■ **Your instructions**
Locate the string "OUTPUT" in the records below. Copy every line where it occurs.
--- begin ---
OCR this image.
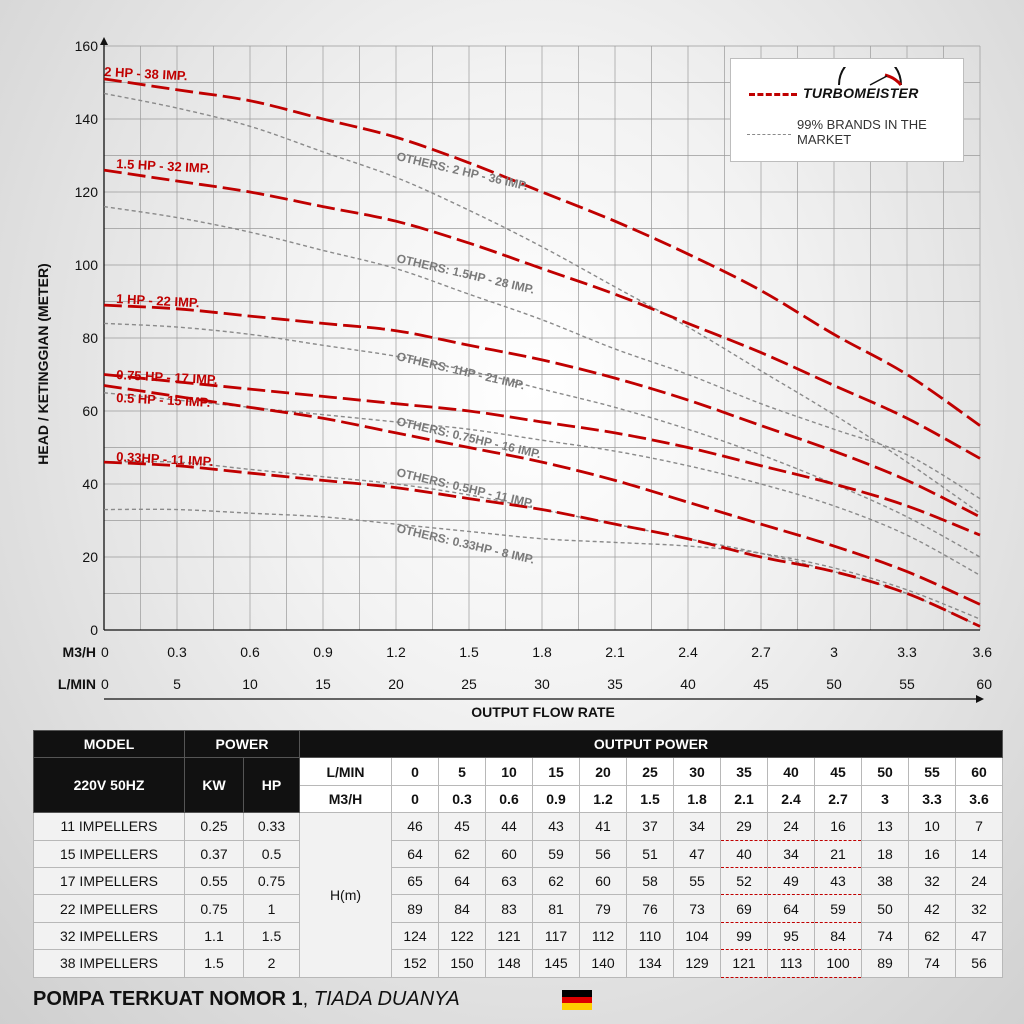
0
20
40
60
80
100
120
140
160
M3/H 0	0.3	0.6	0.9	1.2	1.5	1.8	2.1	2.4	2.7	3	3.3	3.6
L/MIN 0	5	10	15	20	25	30	35	40	45	50	55	60
2 HP - 38 IMP.
1.5 HP - 32 IMP.
1 HP - 22 IMP.
0.75 HP - 17 IMP.
0.5 HP - 15 IMP.
0.33HP - 11 IMP.
OTHERS: 2 HP - 36 IMP.
OTHERS: 1.5HP - 28 IMP.
OTHERS: 1HP - 21 IMP.
OTHERS: 0.75HP - 16 IMP.
OTHERS: 0.5HP - 11 IMP.
OTHERS: 0.33HP - 8 IMP.
HEAD / KETINGGIAN (METER)
OUTPUT FLOW RATE
TURBOMEISTER
99% BRANDS IN THE MARKET
MODEL	POWER		OUTPUT POWER													
220V 50HZ	KW	HP	L/MIN	0	5	10	15	20	25	30	35	40	45	50	55	60
			M3/H	0	0.3	0.6	0.9	1.2	1.5	1.8	2.1	2.4	2.7	3	3.3	3.6
11 IMPELLERS	0.25	0.33	H(m)	46	45	44	43	41	37	34	29	24	16	13	10	7
15 IMPELLERS	0.37	0.5		64	62	60	59	56	51	47	40	34	21	18	16	14
17 IMPELLERS	0.55	0.75		65	64	63	62	60	58	55	52	49	43	38	32	24
22 IMPELLERS	0.75	1		89	84	83	81	79	76	73	69	64	59	50	42	32
32 IMPELLERS	1.1	1.5		124	122	121	117	112	110	104	99	95	84	74	62	47
38 IMPELLERS	1.5	2		152	150	148	145	140	134	129	121	113	100	89	74	56
POMPA TERKUAT NOMOR 1, TIADA DUANYA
--- end ---
■ **Completed exercise**
OUTPUT FLOW RATE
MODEL	POWER		OUTPUT POWER													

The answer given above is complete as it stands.